Written task
Quote every line of the records below word for word, leaving out the pictures.

[start Task material]

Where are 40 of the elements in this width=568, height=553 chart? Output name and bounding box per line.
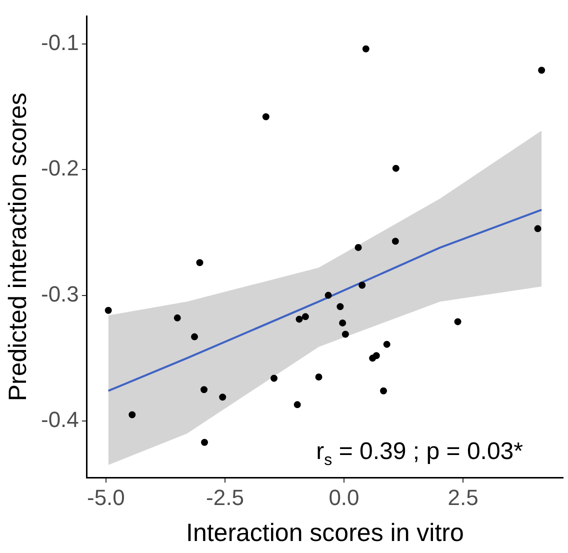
point	[296, 316, 303, 323]
point	[354, 244, 362, 252]
x-tick-label: 0.0	[328, 484, 360, 510]
point	[324, 292, 332, 299]
point	[342, 330, 349, 338]
x-tick-label: 2.5	[448, 484, 478, 510]
point	[454, 318, 462, 326]
point	[196, 259, 204, 266]
point	[380, 387, 388, 394]
point	[262, 113, 270, 120]
point	[372, 352, 380, 360]
point	[191, 333, 198, 340]
x-axis-title: Interaction scores in vitro	[186, 518, 464, 547]
y-tick-label: -0.2	[40, 156, 79, 181]
point	[200, 386, 208, 394]
point	[358, 282, 366, 289]
point	[534, 225, 542, 232]
point	[104, 306, 112, 314]
x-tick-label: -2.5	[206, 484, 244, 510]
y-tick-label: -0.3	[40, 281, 79, 306]
x-tick-label: -5.0	[86, 484, 125, 510]
point	[219, 394, 226, 401]
point	[315, 374, 322, 381]
point	[392, 238, 399, 245]
point	[392, 164, 400, 172]
point	[294, 401, 301, 408]
point	[128, 411, 136, 418]
y-tick-label: -0.4	[40, 407, 79, 432]
point	[336, 303, 344, 310]
point	[362, 45, 370, 52]
point	[538, 66, 546, 74]
point	[339, 319, 346, 326]
point	[270, 374, 278, 382]
annotation: r$_{s}$ = 0.39 ; p = 0.03*	[316, 438, 523, 470]
y-tick-label: -0.1	[40, 30, 79, 55]
point	[302, 313, 309, 320]
point	[201, 438, 208, 446]
point	[383, 340, 390, 348]
y-axis-title: Predicted interaction scores	[4, 92, 32, 402]
point	[174, 314, 181, 322]
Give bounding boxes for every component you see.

[end Task material]

Solution to the exercise
Where are 40 of the elements in this width=568, height=553 chart? Output name and bounding box per line.
point	[296, 316, 303, 323]
point	[354, 244, 362, 252]
x-tick-label: 0.0	[328, 484, 360, 510]
point	[324, 292, 332, 299]
point	[342, 330, 349, 338]
x-tick-label: 2.5	[448, 484, 478, 510]
point	[454, 318, 462, 326]
point	[196, 259, 204, 266]
point	[380, 387, 388, 394]
point	[262, 113, 270, 120]
point	[372, 352, 380, 360]
point	[191, 333, 198, 340]
x-axis-title: Interaction scores in vitro	[186, 518, 464, 547]
y-tick-label: -0.2	[40, 156, 79, 181]
point	[200, 386, 208, 394]
point	[358, 282, 366, 289]
point	[534, 225, 542, 232]
point	[104, 306, 112, 314]
x-tick-label: -2.5	[206, 484, 244, 510]
y-tick-label: -0.3	[40, 281, 79, 306]
x-tick-label: -5.0	[86, 484, 125, 510]
point	[219, 394, 226, 401]
point	[315, 374, 322, 381]
point	[392, 238, 399, 245]
point	[392, 164, 400, 172]
point	[294, 401, 301, 408]
point	[128, 411, 136, 418]
y-tick-label: -0.4	[40, 407, 79, 432]
point	[336, 303, 344, 310]
point	[362, 45, 370, 52]
point	[538, 66, 546, 74]
point	[339, 319, 346, 326]
point	[270, 374, 278, 382]
annotation: r$_{s}$ = 0.39 ; p = 0.03*	[316, 438, 523, 470]
y-tick-label: -0.1	[40, 30, 79, 55]
point	[302, 313, 309, 320]
point	[201, 438, 208, 446]
point	[383, 340, 390, 348]
y-axis-title: Predicted interaction scores	[4, 92, 32, 402]
point	[174, 314, 181, 322]
Give bounding boxes for every component you see.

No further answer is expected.